The film, in fact, is peppered with well-known actors, mostly fellow sketch artists, performing in unusual – and very funny – roles. “We don’t really work with a lot of other traditional sketch comedians – mostly just the handful of people you see in the movie,” Tim notes. “The trick was to figure out how to use them in the best way, and to make their characters appropriate for them and work them into the story. It was really hard, and it took a long time, to dial in exactly who was going to do what. We didn’t want it to just feel like a parade of famous people that we know, where you just saw somebody pop in. They’re woven into the story appropriately.”

The Seat itself is clearly the perfect way to enjoy any movie: there are stirrups to support the legs (which the ladies in the audience will find uncomfortably familiar), a built-in automatic popcorn machine complete with hot butter dispenser, an air tube to blow appropriate exotic odors up your nose, and needles to inject chemicals into your veins to “synchronize your emotions with the movie.” As Chef Goldblum says, “If you’re not sittin’ in a Schlaaang Super Seat – you’re just not sittin’ down!”

“We had earlier drafts of the script that had 10 or 15 pages of all these movie jokes, a lot of them takes on ‘Go get your candy, popcorn and soda,’” Tim explains. “We wanted to try to milk every moment of what it’s like to go see a movie. A lot of them got cut, for time, but we knew the Super Seat was really key to set the tone of the film right away, that this wasn’t going to be your normal comedy.”

Seen calibrating the seat for us is actor Frank Slayton, one of many “The Awesome Show” regulars seen in the film. “He’s just one of these great utility actors in L.A. that we grew fond of, because of his expressions and how he looks.”

> [Material]:
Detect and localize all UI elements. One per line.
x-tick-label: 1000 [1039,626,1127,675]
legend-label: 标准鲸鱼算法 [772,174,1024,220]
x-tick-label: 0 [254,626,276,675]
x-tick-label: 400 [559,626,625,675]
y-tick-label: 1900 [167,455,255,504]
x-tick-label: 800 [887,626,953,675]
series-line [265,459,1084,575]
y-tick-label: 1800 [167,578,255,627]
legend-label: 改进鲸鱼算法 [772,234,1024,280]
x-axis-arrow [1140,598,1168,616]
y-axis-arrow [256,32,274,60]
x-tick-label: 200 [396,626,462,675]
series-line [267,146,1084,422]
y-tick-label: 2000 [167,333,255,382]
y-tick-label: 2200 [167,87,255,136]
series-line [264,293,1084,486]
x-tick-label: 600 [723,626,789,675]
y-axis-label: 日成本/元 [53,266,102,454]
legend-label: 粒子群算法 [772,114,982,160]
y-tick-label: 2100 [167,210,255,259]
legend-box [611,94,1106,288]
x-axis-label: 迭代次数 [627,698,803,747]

> [What you will do]:
a) In the film article, which actor is shown calibrating the seat?
b) Put this sentence from the film article into Spanish: "We wanted to try to milk every moment of what it's like to go see a movie."
c) Pick up the film article where it stops and keep writing it.

> [Results of the tasks]:
a) Frank Slayton, one of the "The Awesome Show" regulars.

b) Queríamos intentar exprimir cada momento de lo que es ir a ver una película.

c)
Once settled in one’s Super Seat, it’s time to enjoy Tim and Eric’s billion dollar handiwork – “Diamond Jim” – which, as all movies do these days, starts with a ridiculous number of production company logos. “We had about 20 of those, but the ones that made it in the movie were so good and funny, that the joke was good on its own,” Tim explains – everything from a formal Schlaaang logo to a hip “Schlaaang 21” boutique production company one, to the DTS-like “Schlaaang Sound” logo. “We actually pressed very hard to not have the real logos – from Magnet, Funny or Die and our logos, because it would just kill the joke. We had to beg, and they were really cool about making an exemption for us.”

The billion dollar movie itself, “Diamond Jim,” stars super-giant-mega-star Johnny Depp. . . . right? “That’s just another play on traditional Hollywood movies and what these two morons would think would be the makings of the best movie that could be made,” laughs Eric. “The biggest production value, with lots of diamonds, a bad love scene and trying to get the biggest star.”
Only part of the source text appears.